#### ENTRIES SHOWN:

__________

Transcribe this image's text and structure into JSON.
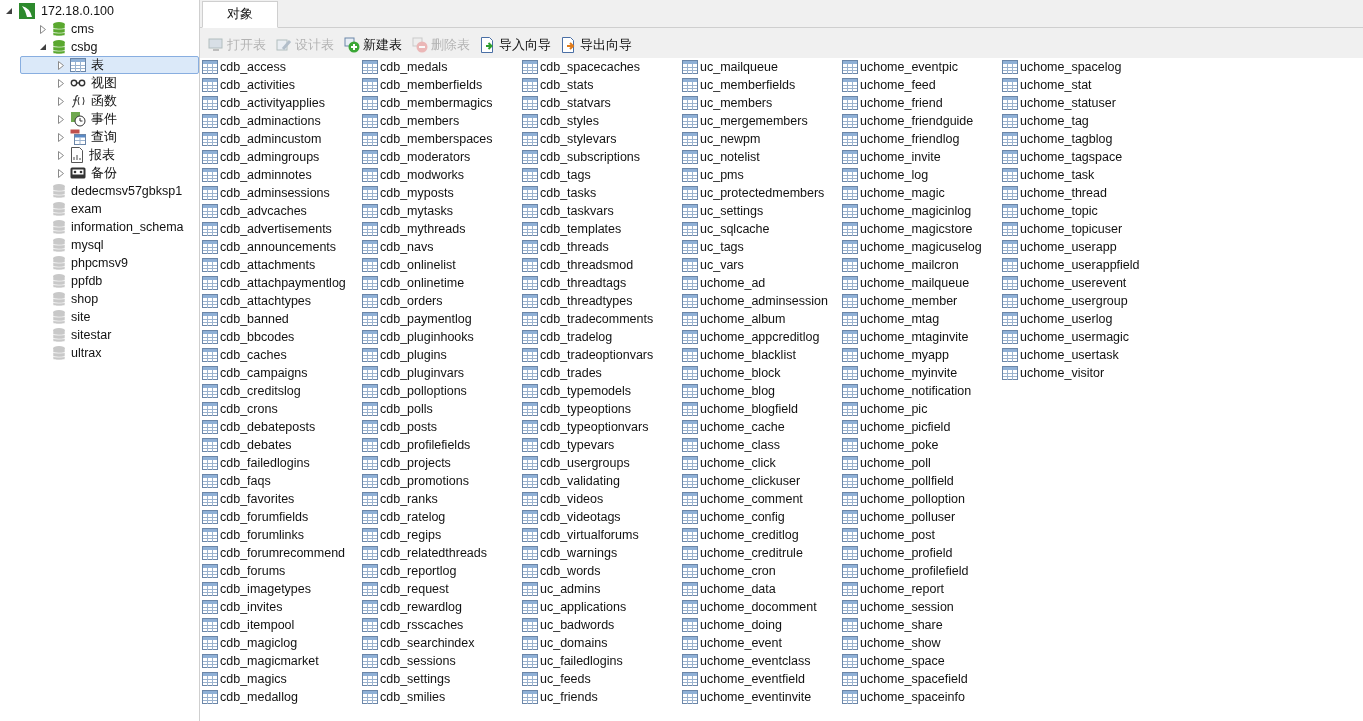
{
  "tree": [
    {
      "kind": "server",
      "label": "172.18.0.100",
      "expanded": true,
      "children": [
        {
          "kind": "database",
          "label": "cms",
          "open": true,
          "expanded": false,
          "selected": false
        },
        {
          "kind": "database",
          "label": "csbg",
          "open": true,
          "expanded": true,
          "selected": false,
          "children": [
            {
              "kind": "tables",
              "label": "表",
              "expanded": false,
              "selected": true
            },
            {
              "kind": "views",
              "label": "视图",
              "expanded": false,
              "selected": false
            },
            {
              "kind": "functions",
              "label": "函数",
              "expanded": false,
              "selected": false
            },
            {
              "kind": "events",
              "label": "事件",
              "expanded": false,
              "selected": false
            },
            {
              "kind": "queries",
              "label": "查询",
              "expanded": false,
              "selected": false
            },
            {
              "kind": "reports",
              "label": "报表",
              "expanded": false,
              "selected": false
            },
            {
              "kind": "backups",
              "label": "备份",
              "expanded": false,
              "selected": false
            }
          ]
        },
        {
          "kind": "database",
          "label": "dedecmsv57gbksp1",
          "open": false,
          "selected": false
        },
        {
          "kind": "database",
          "label": "exam",
          "open": false,
          "selected": false
        },
        {
          "kind": "database",
          "label": "information_schema",
          "open": false,
          "selected": false
        },
        {
          "kind": "database",
          "label": "mysql",
          "open": false,
          "selected": false
        },
        {
          "kind": "database",
          "label": "phpcmsv9",
          "open": false,
          "selected": false
        },
        {
          "kind": "database",
          "label": "ppfdb",
          "open": false,
          "selected": false
        },
        {
          "kind": "database",
          "label": "shop",
          "open": false,
          "selected": false
        },
        {
          "kind": "database",
          "label": "site",
          "open": false,
          "selected": false
        },
        {
          "kind": "database",
          "label": "sitestar",
          "open": false,
          "selected": false
        },
        {
          "kind": "database",
          "label": "ultrax",
          "open": false,
          "selected": false
        }
      ]
    }
  ],
  "tabs": [
    {
      "label": "对象",
      "selected": true
    }
  ],
  "toolbar": [
    {
      "kind": "open",
      "label": "打开表",
      "disabled": true
    },
    {
      "kind": "design",
      "label": "设计表",
      "disabled": true
    },
    {
      "kind": "new",
      "label": "新建表",
      "disabled": false
    },
    {
      "kind": "delete",
      "label": "删除表",
      "disabled": true
    },
    {
      "kind": "import",
      "label": "导入向导",
      "disabled": false
    },
    {
      "kind": "export",
      "label": "导出向导",
      "disabled": false
    }
  ],
  "tables": [
    "cdb_access",
    "cdb_activities",
    "cdb_activityapplies",
    "cdb_adminactions",
    "cdb_admincustom",
    "cdb_admingroups",
    "cdb_adminnotes",
    "cdb_adminsessions",
    "cdb_advcaches",
    "cdb_advertisements",
    "cdb_announcements",
    "cdb_attachments",
    "cdb_attachpaymentlog",
    "cdb_attachtypes",
    "cdb_banned",
    "cdb_bbcodes",
    "cdb_caches",
    "cdb_campaigns",
    "cdb_creditslog",
    "cdb_crons",
    "cdb_debateposts",
    "cdb_debates",
    "cdb_failedlogins",
    "cdb_faqs",
    "cdb_favorites",
    "cdb_forumfields",
    "cdb_forumlinks",
    "cdb_forumrecommend",
    "cdb_forums",
    "cdb_imagetypes",
    "cdb_invites",
    "cdb_itempool",
    "cdb_magiclog",
    "cdb_magicmarket",
    "cdb_magics",
    "cdb_medallog",
    "cdb_medals",
    "cdb_memberfields",
    "cdb_membermagics",
    "cdb_members",
    "cdb_memberspaces",
    "cdb_moderators",
    "cdb_modworks",
    "cdb_myposts",
    "cdb_mytasks",
    "cdb_mythreads",
    "cdb_navs",
    "cdb_onlinelist",
    "cdb_onlinetime",
    "cdb_orders",
    "cdb_paymentlog",
    "cdb_pluginhooks",
    "cdb_plugins",
    "cdb_pluginvars",
    "cdb_polloptions",
    "cdb_polls",
    "cdb_posts",
    "cdb_profilefields",
    "cdb_projects",
    "cdb_promotions",
    "cdb_ranks",
    "cdb_ratelog",
    "cdb_regips",
    "cdb_relatedthreads",
    "cdb_reportlog",
    "cdb_request",
    "cdb_rewardlog",
    "cdb_rsscaches",
    "cdb_searchindex",
    "cdb_sessions",
    "cdb_settings",
    "cdb_smilies",
    "cdb_spacecaches",
    "cdb_stats",
    "cdb_statvars",
    "cdb_styles",
    "cdb_stylevars",
    "cdb_subscriptions",
    "cdb_tags",
    "cdb_tasks",
    "cdb_taskvars",
    "cdb_templates",
    "cdb_threads",
    "cdb_threadsmod",
    "cdb_threadtags",
    "cdb_threadtypes",
    "cdb_tradecomments",
    "cdb_tradelog",
    "cdb_tradeoptionvars",
    "cdb_trades",
    "cdb_typemodels",
    "cdb_typeoptions",
    "cdb_typeoptionvars",
    "cdb_typevars",
    "cdb_usergroups",
    "cdb_validating",
    "cdb_videos",
    "cdb_videotags",
    "cdb_virtualforums",
    "cdb_warnings",
    "cdb_words",
    "uc_admins",
    "uc_applications",
    "uc_badwords",
    "uc_domains",
    "uc_failedlogins",
    "uc_feeds",
    "uc_friends",
    "uc_mailqueue",
    "uc_memberfields",
    "uc_members",
    "uc_mergemembers",
    "uc_newpm",
    "uc_notelist",
    "uc_pms",
    "uc_protectedmembers",
    "uc_settings",
    "uc_sqlcache",
    "uc_tags",
    "uc_vars",
    "uchome_ad",
    "uchome_adminsession",
    "uchome_album",
    "uchome_appcreditlog",
    "uchome_blacklist",
    "uchome_block",
    "uchome_blog",
    "uchome_blogfield",
    "uchome_cache",
    "uchome_class",
    "uchome_click",
    "uchome_clickuser",
    "uchome_comment",
    "uchome_config",
    "uchome_creditlog",
    "uchome_creditrule",
    "uchome_cron",
    "uchome_data",
    "uchome_docomment",
    "uchome_doing",
    "uchome_event",
    "uchome_eventclass",
    "uchome_eventfield",
    "uchome_eventinvite",
    "uchome_eventpic",
    "uchome_feed",
    "uchome_friend",
    "uchome_friendguide",
    "uchome_friendlog",
    "uchome_invite",
    "uchome_log",
    "uchome_magic",
    "uchome_magicinlog",
    "uchome_magicstore",
    "uchome_magicuselog",
    "uchome_mailcron",
    "uchome_mailqueue",
    "uchome_member",
    "uchome_mtag",
    "uchome_mtaginvite",
    "uchome_myapp",
    "uchome_myinvite",
    "uchome_notification",
    "uchome_pic",
    "uchome_picfield",
    "uchome_poke",
    "uchome_poll",
    "uchome_pollfield",
    "uchome_polloption",
    "uchome_polluser",
    "uchome_post",
    "uchome_profield",
    "uchome_profilefield",
    "uchome_report",
    "uchome_session",
    "uchome_share",
    "uchome_show",
    "uchome_space",
    "uchome_spacefield",
    "uchome_spaceinfo",
    "uchome_spacelog",
    "uchome_stat",
    "uchome_statuser",
    "uchome_tag",
    "uchome_tagblog",
    "uchome_tagspace",
    "uchome_task",
    "uchome_thread",
    "uchome_topic",
    "uchome_topicuser",
    "uchome_userapp",
    "uchome_userappfield",
    "uchome_userevent",
    "uchome_usergroup",
    "uchome_userlog",
    "uchome_usermagic",
    "uchome_usertask",
    "uchome_visitor"
  ]
}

__________

#### TASK OBJECTIVE:
Copy every record above exactly, leaving out the pictures.

#### ANSWER TO THE EXERCISE:
Transcribe this image's text and structure into JSON.
{
  "tree": [
    {
      "kind": "server",
      "label": "172.18.0.100",
      "expanded": true,
      "children": [
        {
          "kind": "database",
          "label": "cms",
          "open": true,
          "expanded": false,
          "selected": false
        },
        {
          "kind": "database",
          "label": "csbg",
          "open": true,
          "expanded": true,
          "selected": false,
          "children": [
            {
              "kind": "tables",
              "label": "表",
              "expanded": false,
              "selected": true
            },
            {
              "kind": "views",
              "label": "视图",
              "expanded": false,
              "selected": false
            },
            {
              "kind": "functions",
              "label": "函数",
              "expanded": false,
              "selected": false
            },
            {
              "kind": "events",
              "label": "事件",
              "expanded": false,
              "selected": false
            },
            {
              "kind": "queries",
              "label": "查询",
              "expanded": false,
              "selected": false
            },
            {
              "kind": "reports",
              "label": "报表",
              "expanded": false,
              "selected": false
            },
            {
              "kind": "backups",
              "label": "备份",
              "expanded": false,
              "selected": false
            }
          ]
        },
        {
          "kind": "database",
          "label": "dedecmsv57gbksp1",
          "open": false,
          "selected": false
        },
        {
          "kind": "database",
          "label": "exam",
          "open": false,
          "selected": false
        },
        {
          "kind": "database",
          "label": "information_schema",
          "open": false,
          "selected": false
        },
        {
          "kind": "database",
          "label": "mysql",
          "open": false,
          "selected": false
        },
        {
          "kind": "database",
          "label": "phpcmsv9",
          "open": false,
          "selected": false
        },
        {
          "kind": "database",
          "label": "ppfdb",
          "open": false,
          "selected": false
        },
        {
          "kind": "database",
          "label": "shop",
          "open": false,
          "selected": false
        },
        {
          "kind": "database",
          "label": "site",
          "open": false,
          "selected": false
        },
        {
          "kind": "database",
          "label": "sitestar",
          "open": false,
          "selected": false
        },
        {
          "kind": "database",
          "label": "ultrax",
          "open": false,
          "selected": false
        }
      ]
    }
  ],
  "tabs": [
    {
      "label": "对象",
      "selected": true
    }
  ],
  "toolbar": [
    {
      "kind": "open",
      "label": "打开表",
      "disabled": true
    },
    {
      "kind": "design",
      "label": "设计表",
      "disabled": true
    },
    {
      "kind": "new",
      "label": "新建表",
      "disabled": false
    },
    {
      "kind": "delete",
      "label": "删除表",
      "disabled": true
    },
    {
      "kind": "import",
      "label": "导入向导",
      "disabled": false
    },
    {
      "kind": "export",
      "label": "导出向导",
      "disabled": false
    }
  ],
  "tables": [
    "cdb_access",
    "cdb_activities",
    "cdb_activityapplies",
    "cdb_adminactions",
    "cdb_admincustom",
    "cdb_admingroups",
    "cdb_adminnotes",
    "cdb_adminsessions",
    "cdb_advcaches",
    "cdb_advertisements",
    "cdb_announcements",
    "cdb_attachments",
    "cdb_attachpaymentlog",
    "cdb_attachtypes",
    "cdb_banned",
    "cdb_bbcodes",
    "cdb_caches",
    "cdb_campaigns",
    "cdb_creditslog",
    "cdb_crons",
    "cdb_debateposts",
    "cdb_debates",
    "cdb_failedlogins",
    "cdb_faqs",
    "cdb_favorites",
    "cdb_forumfields",
    "cdb_forumlinks",
    "cdb_forumrecommend",
    "cdb_forums",
    "cdb_imagetypes",
    "cdb_invites",
    "cdb_itempool",
    "cdb_magiclog",
    "cdb_magicmarket",
    "cdb_magics",
    "cdb_medallog",
    "cdb_medals",
    "cdb_memberfields",
    "cdb_membermagics",
    "cdb_members",
    "cdb_memberspaces",
    "cdb_moderators",
    "cdb_modworks",
    "cdb_myposts",
    "cdb_mytasks",
    "cdb_mythreads",
    "cdb_navs",
    "cdb_onlinelist",
    "cdb_onlinetime",
    "cdb_orders",
    "cdb_paymentlog",
    "cdb_pluginhooks",
    "cdb_plugins",
    "cdb_pluginvars",
    "cdb_polloptions",
    "cdb_polls",
    "cdb_posts",
    "cdb_profilefields",
    "cdb_projects",
    "cdb_promotions",
    "cdb_ranks",
    "cdb_ratelog",
    "cdb_regips",
    "cdb_relatedthreads",
    "cdb_reportlog",
    "cdb_request",
    "cdb_rewardlog",
    "cdb_rsscaches",
    "cdb_searchindex",
    "cdb_sessions",
    "cdb_settings",
    "cdb_smilies",
    "cdb_spacecaches",
    "cdb_stats",
    "cdb_statvars",
    "cdb_styles",
    "cdb_stylevars",
    "cdb_subscriptions",
    "cdb_tags",
    "cdb_tasks",
    "cdb_taskvars",
    "cdb_templates",
    "cdb_threads",
    "cdb_threadsmod",
    "cdb_threadtags",
    "cdb_threadtypes",
    "cdb_tradecomments",
    "cdb_tradelog",
    "cdb_tradeoptionvars",
    "cdb_trades",
    "cdb_typemodels",
    "cdb_typeoptions",
    "cdb_typeoptionvars",
    "cdb_typevars",
    "cdb_usergroups",
    "cdb_validating",
    "cdb_videos",
    "cdb_videotags",
    "cdb_virtualforums",
    "cdb_warnings",
    "cdb_words",
    "uc_admins",
    "uc_applications",
    "uc_badwords",
    "uc_domains",
    "uc_failedlogins",
    "uc_feeds",
    "uc_friends",
    "uc_mailqueue",
    "uc_memberfields",
    "uc_members",
    "uc_mergemembers",
    "uc_newpm",
    "uc_notelist",
    "uc_pms",
    "uc_protectedmembers",
    "uc_settings",
    "uc_sqlcache",
    "uc_tags",
    "uc_vars",
    "uchome_ad",
    "uchome_adminsession",
    "uchome_album",
    "uchome_appcreditlog",
    "uchome_blacklist",
    "uchome_block",
    "uchome_blog",
    "uchome_blogfield",
    "uchome_cache",
    "uchome_class",
    "uchome_click",
    "uchome_clickuser",
    "uchome_comment",
    "uchome_config",
    "uchome_creditlog",
    "uchome_creditrule",
    "uchome_cron",
    "uchome_data",
    "uchome_docomment",
    "uchome_doing",
    "uchome_event",
    "uchome_eventclass",
    "uchome_eventfield",
    "uchome_eventinvite",
    "uchome_eventpic",
    "uchome_feed",
    "uchome_friend",
    "uchome_friendguide",
    "uchome_friendlog",
    "uchome_invite",
    "uchome_log",
    "uchome_magic",
    "uchome_magicinlog",
    "uchome_magicstore",
    "uchome_magicuselog",
    "uchome_mailcron",
    "uchome_mailqueue",
    "uchome_member",
    "uchome_mtag",
    "uchome_mtaginvite",
    "uchome_myapp",
    "uchome_myinvite",
    "uchome_notification",
    "uchome_pic",
    "uchome_picfield",
    "uchome_poke",
    "uchome_poll",
    "uchome_pollfield",
    "uchome_polloption",
    "uchome_polluser",
    "uchome_post",
    "uchome_profield",
    "uchome_profilefield",
    "uchome_report",
    "uchome_session",
    "uchome_share",
    "uchome_show",
    "uchome_space",
    "uchome_spacefield",
    "uchome_spaceinfo",
    "uchome_spacelog",
    "uchome_stat",
    "uchome_statuser",
    "uchome_tag",
    "uchome_tagblog",
    "uchome_tagspace",
    "uchome_task",
    "uchome_thread",
    "uchome_topic",
    "uchome_topicuser",
    "uchome_userapp",
    "uchome_userappfield",
    "uchome_userevent",
    "uchome_usergroup",
    "uchome_userlog",
    "uchome_usermagic",
    "uchome_usertask",
    "uchome_visitor"
  ]
}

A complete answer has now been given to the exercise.